--- DESCRIPTION OF THE TASK ---
Reproduce the listing below without any change.

[Stored data entries]
----------

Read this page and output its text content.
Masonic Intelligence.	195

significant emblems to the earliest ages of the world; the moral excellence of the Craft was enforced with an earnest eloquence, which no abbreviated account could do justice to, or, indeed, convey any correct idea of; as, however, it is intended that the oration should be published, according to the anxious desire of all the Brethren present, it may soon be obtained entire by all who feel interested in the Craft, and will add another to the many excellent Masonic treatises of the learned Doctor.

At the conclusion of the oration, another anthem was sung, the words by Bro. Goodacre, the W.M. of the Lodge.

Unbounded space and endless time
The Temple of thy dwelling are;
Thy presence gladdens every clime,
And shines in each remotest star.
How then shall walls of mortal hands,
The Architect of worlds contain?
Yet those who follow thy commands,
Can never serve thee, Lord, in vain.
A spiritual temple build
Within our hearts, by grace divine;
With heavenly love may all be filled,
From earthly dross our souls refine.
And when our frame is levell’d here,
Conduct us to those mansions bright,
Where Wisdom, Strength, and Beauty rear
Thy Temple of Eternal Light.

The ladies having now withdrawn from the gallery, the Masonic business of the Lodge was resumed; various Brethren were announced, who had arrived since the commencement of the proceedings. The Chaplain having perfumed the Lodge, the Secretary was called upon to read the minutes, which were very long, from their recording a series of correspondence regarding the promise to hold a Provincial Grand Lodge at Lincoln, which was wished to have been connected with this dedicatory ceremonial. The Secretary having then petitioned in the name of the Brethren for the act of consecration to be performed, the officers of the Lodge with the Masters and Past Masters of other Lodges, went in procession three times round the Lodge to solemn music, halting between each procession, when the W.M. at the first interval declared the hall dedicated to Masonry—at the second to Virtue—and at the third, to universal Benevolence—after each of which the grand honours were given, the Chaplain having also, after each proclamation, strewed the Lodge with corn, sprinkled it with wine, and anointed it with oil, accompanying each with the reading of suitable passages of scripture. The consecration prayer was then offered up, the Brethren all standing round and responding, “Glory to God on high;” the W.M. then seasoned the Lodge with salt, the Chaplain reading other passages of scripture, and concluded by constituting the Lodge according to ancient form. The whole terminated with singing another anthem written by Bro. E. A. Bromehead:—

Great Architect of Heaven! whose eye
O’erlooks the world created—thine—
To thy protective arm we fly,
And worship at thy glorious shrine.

----------

--- RESULT BELOW ---
Read this page and output its text content.
Masonic Intelligence.	195

significant emblems to the earliest ages of the world; the moral excellence of the Craft was enforced with an earnest eloquence, which no abbreviated account could do justice to, or, indeed, convey any correct idea of; as, however, it is intended that the oration should be published, according to the anxious desire of all the Brethren present, it may soon be obtained entire by all who feel interested in the Craft, and will add another to the many excellent Masonic treatises of the learned Doctor.

At the conclusion of the oration, another anthem was sung, the words by Bro. Goodacre, the W.M. of the Lodge.

Unbounded space and endless time
The Temple of thy dwelling are;
Thy presence gladdens every clime,
And shines in each remotest star.
How then shall walls of mortal hands,
The Architect of worlds contain?
Yet those who follow thy commands,
Can never serve thee, Lord, in vain.
A spiritual temple build
Within our hearts, by grace divine;
With heavenly love may all be filled,
From earthly dross our souls refine.
And when our frame is levell’d here,
Conduct us to those mansions bright,
Where Wisdom, Strength, and Beauty rear
Thy Temple of Eternal Light.

The ladies having now withdrawn from the gallery, the Masonic business of the Lodge was resumed; various Brethren were announced, who had arrived since the commencement of the proceedings. The Chaplain having perfumed the Lodge, the Secretary was called upon to read the minutes, which were very long, from their recording a series of correspondence regarding the promise to hold a Provincial Grand Lodge at Lincoln, which was wished to have been connected with this dedicatory ceremonial. The Secretary having then petitioned in the name of the Brethren for the act of consecration to be performed, the officers of the Lodge with the Masters and Past Masters of other Lodges, went in procession three times round the Lodge to solemn music, halting between each procession, when the W.M. at the first interval declared the hall dedicated to Masonry—at the second to Virtue—and at the third, to universal Benevolence—after each of which the grand honours were given, the Chaplain having also, after each proclamation, strewed the Lodge with corn, sprinkled it with wine, and anointed it with oil, accompanying each with the reading of suitable passages of scripture. The consecration prayer was then offered up, the Brethren all standing round and responding, “Glory to God on high;” the W.M. then seasoned the Lodge with salt, the Chaplain reading other passages of scripture, and concluded by constituting the Lodge according to ancient form. The whole terminated with singing another anthem written by Bro. E. A. Bromehead:—

Great Architect of Heaven! whose eye
O’erlooks the world created—thine—
To thy protective arm we fly,
And worship at thy glorious shrine.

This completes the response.